Records from a data collection:
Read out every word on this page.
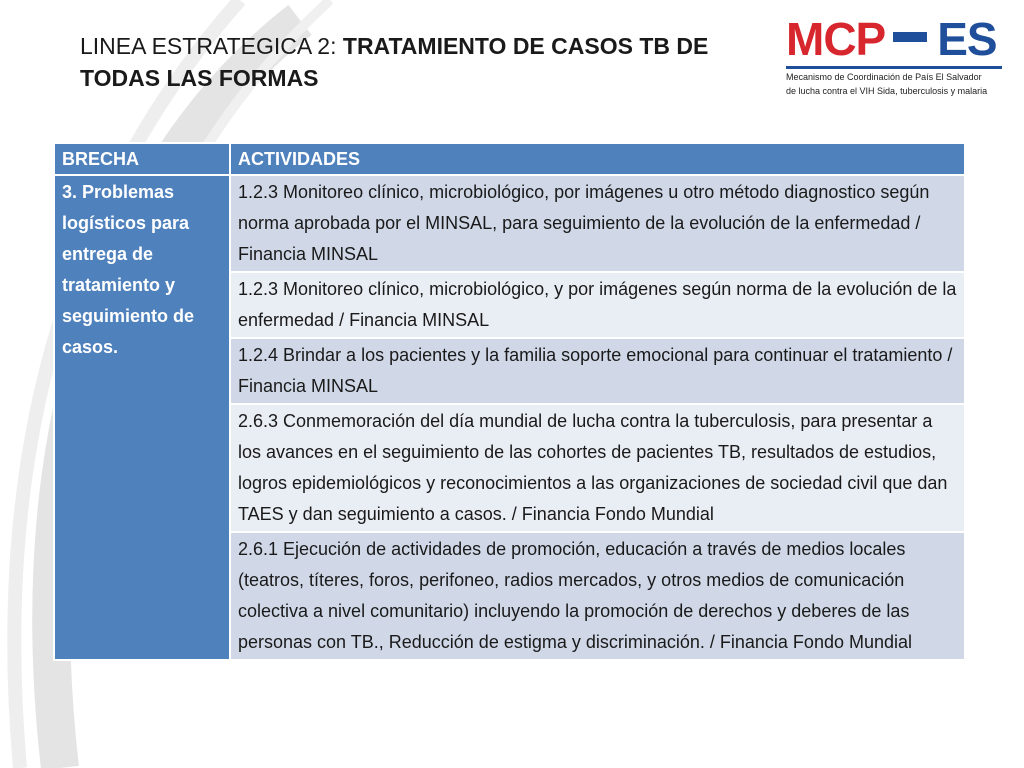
LINEA ESTRATEGICA 2: TRATAMIENTO DE CASOS TB DE TODAS LAS FORMAS
MCP ES
Mecanismo de Coordinación de País El Salvador
de lucha contra el VIH Sida, tuberculosis y malaria
BRECHA	ACTIVIDADES
3. Problemas logísticos para entrega de tratamiento y seguimiento de casos.	1.2.3 Monitoreo clínico, microbiológico, por imágenes u otro método diagnostico según norma aprobada por el MINSAL, para seguimiento de la evolución de la enfermedad / Financia MINSAL
	1.2.3 Monitoreo clínico, microbiológico, y por imágenes según norma de la evolución de la enfermedad / Financia MINSAL
	1.2.4 Brindar a los pacientes y la familia soporte emocional para continuar el tratamiento / Financia MINSAL
	2.6.3 Conmemoración del día mundial de lucha contra la tuberculosis, para presentar a los avances en el seguimiento de las cohortes de pacientes TB, resultados de estudios, logros epidemiológicos y reconocimientos a las organizaciones de sociedad civil que dan TAES y dan seguimiento a casos. / Financia Fondo Mundial
	2.6.1 Ejecución de actividades de promoción, educación a través de medios locales (teatros, títeres, foros, perifoneo, radios mercados, y otros medios de comunicación colectiva a nivel comunitario) incluyendo la promoción de derechos y deberes de las personas con TB., Reducción de estigma y discriminación. / Financia Fondo Mundial
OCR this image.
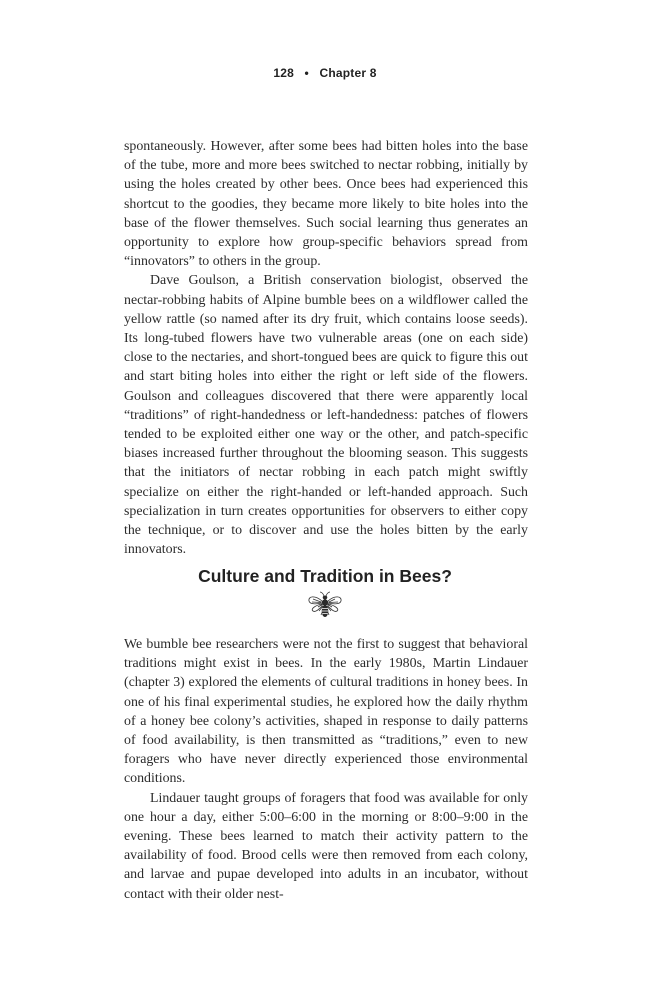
128 • Chapter 8

spontaneously. However, after some bees had bitten holes into the base of the tube, more and more bees switched to nectar robbing, initially by using the holes created by other bees. Once bees had experienced this shortcut to the goodies, they became more likely to bite holes into the base of the flower themselves. Such social learning thus generates an opportunity to explore how group-specific behaviors spread from “innovators” to others in the group.

Dave Goulson, a British conservation biologist, observed the nectar-robbing habits of Alpine bumble bees on a wildflower called the yellow rattle (so named after its dry fruit, which contains loose seeds). Its long-tubed flowers have two vulnerable areas (one on each side) close to the nectaries, and short-tongued bees are quick to figure this out and start biting holes into either the right or left side of the flowers. Goulson and colleagues discovered that there were apparently local “traditions” of right-handedness or left-handedness: patches of flowers tended to be exploited either one way or the other, and patch-specific biases increased further throughout the blooming season. This suggests that the initiators of nectar robbing in each patch might swiftly specialize on either the right-handed or left-handed approach. Such specialization in turn creates opportunities for observers to either copy the technique, or to discover and use the holes bitten by the early innovators.

Culture and Tradition in Bees?

We bumble bee researchers were not the first to suggest that behavioral traditions might exist in bees. In the early 1980s, Martin Lindauer (chapter 3) explored the elements of cultural traditions in honey bees. In one of his final experimental studies, he explored how the daily rhythm of a honey bee colony’s activities, shaped in response to daily patterns of food availability, is then transmitted as “traditions,” even to new foragers who have never directly experienced those environmental conditions.

Lindauer taught groups of foragers that food was available for only one hour a day, either 5:00–6:00 in the morning or 8:00–9:00 in the evening. These bees learned to match their activity pattern to the availability of food. Brood cells were then removed from each colony, and larvae and pupae developed into adults in an incubator, without contact with their older nest-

▸ **Task details**:
Each record above is to be restated exactly, with its pictures removed from the copy.

▸ **Your response**:
Read out every word on this page.
LINEA ESTRATEGICA 2: TRATAMIENTO DE CASOS TB DE TODAS LAS FORMAS
MCP ES
Mecanismo de Coordinación de País El Salvador
de lucha contra el VIH Sida, tuberculosis y malaria
BRECHA	ACTIVIDADES
3. Problemas logísticos para entrega de tratamiento y seguimiento de casos.	1.2.3 Monitoreo clínico, microbiológico, por imágenes u otro método diagnostico según norma aprobada por el MINSAL, para seguimiento de la evolución de la enfermedad / Financia MINSAL
	1.2.3 Monitoreo clínico, microbiológico, y por imágenes según norma de la evolución de la enfermedad / Financia MINSAL
	1.2.4 Brindar a los pacientes y la familia soporte emocional para continuar el tratamiento / Financia MINSAL
	2.6.3 Conmemoración del día mundial de lucha contra la tuberculosis, para presentar a los avances en el seguimiento de las cohortes de pacientes TB, resultados de estudios, logros epidemiológicos y reconocimientos a las organizaciones de sociedad civil que dan TAES y dan seguimiento a casos. / Financia Fondo Mundial
	2.6.1 Ejecución de actividades de promoción, educación a través de medios locales (teatros, títeres, foros, perifoneo, radios mercados, y otros medios de comunicación colectiva a nivel comunitario) incluyendo la promoción de derechos y deberes de las personas con TB., Reducción de estigma y discriminación. / Financia Fondo Mundial
OCR this image.
128 • Chapter 8

spontaneously. However, after some bees had bitten holes into the base of the tube, more and more bees switched to nectar robbing, initially by using the holes created by other bees. Once bees had experienced this shortcut to the goodies, they became more likely to bite holes into the base of the flower themselves. Such social learning thus generates an opportunity to explore how group-specific behaviors spread from “innovators” to others in the group.

Dave Goulson, a British conservation biologist, observed the nectar-robbing habits of Alpine bumble bees on a wildflower called the yellow rattle (so named after its dry fruit, which contains loose seeds). Its long-tubed flowers have two vulnerable areas (one on each side) close to the nectaries, and short-tongued bees are quick to figure this out and start biting holes into either the right or left side of the flowers. Goulson and colleagues discovered that there were apparently local “traditions” of right-handedness or left-handedness: patches of flowers tended to be exploited either one way or the other, and patch-specific biases increased further throughout the blooming season. This suggests that the initiators of nectar robbing in each patch might swiftly specialize on either the right-handed or left-handed approach. Such specialization in turn creates opportunities for observers to either copy the technique, or to discover and use the holes bitten by the early innovators.

Culture and Tradition in Bees?

We bumble bee researchers were not the first to suggest that behavioral traditions might exist in bees. In the early 1980s, Martin Lindauer (chapter 3) explored the elements of cultural traditions in honey bees. In one of his final experimental studies, he explored how the daily rhythm of a honey bee colony’s activities, shaped in response to daily patterns of food availability, is then transmitted as “traditions,” even to new foragers who have never directly experienced those environmental conditions.

Lindauer taught groups of foragers that food was available for only one hour a day, either 5:00–6:00 in the morning or 8:00–9:00 in the evening. These bees learned to match their activity pattern to the availability of food. Brood cells were then removed from each colony, and larvae and pupae developed into adults in an incubator, without contact with their older nest-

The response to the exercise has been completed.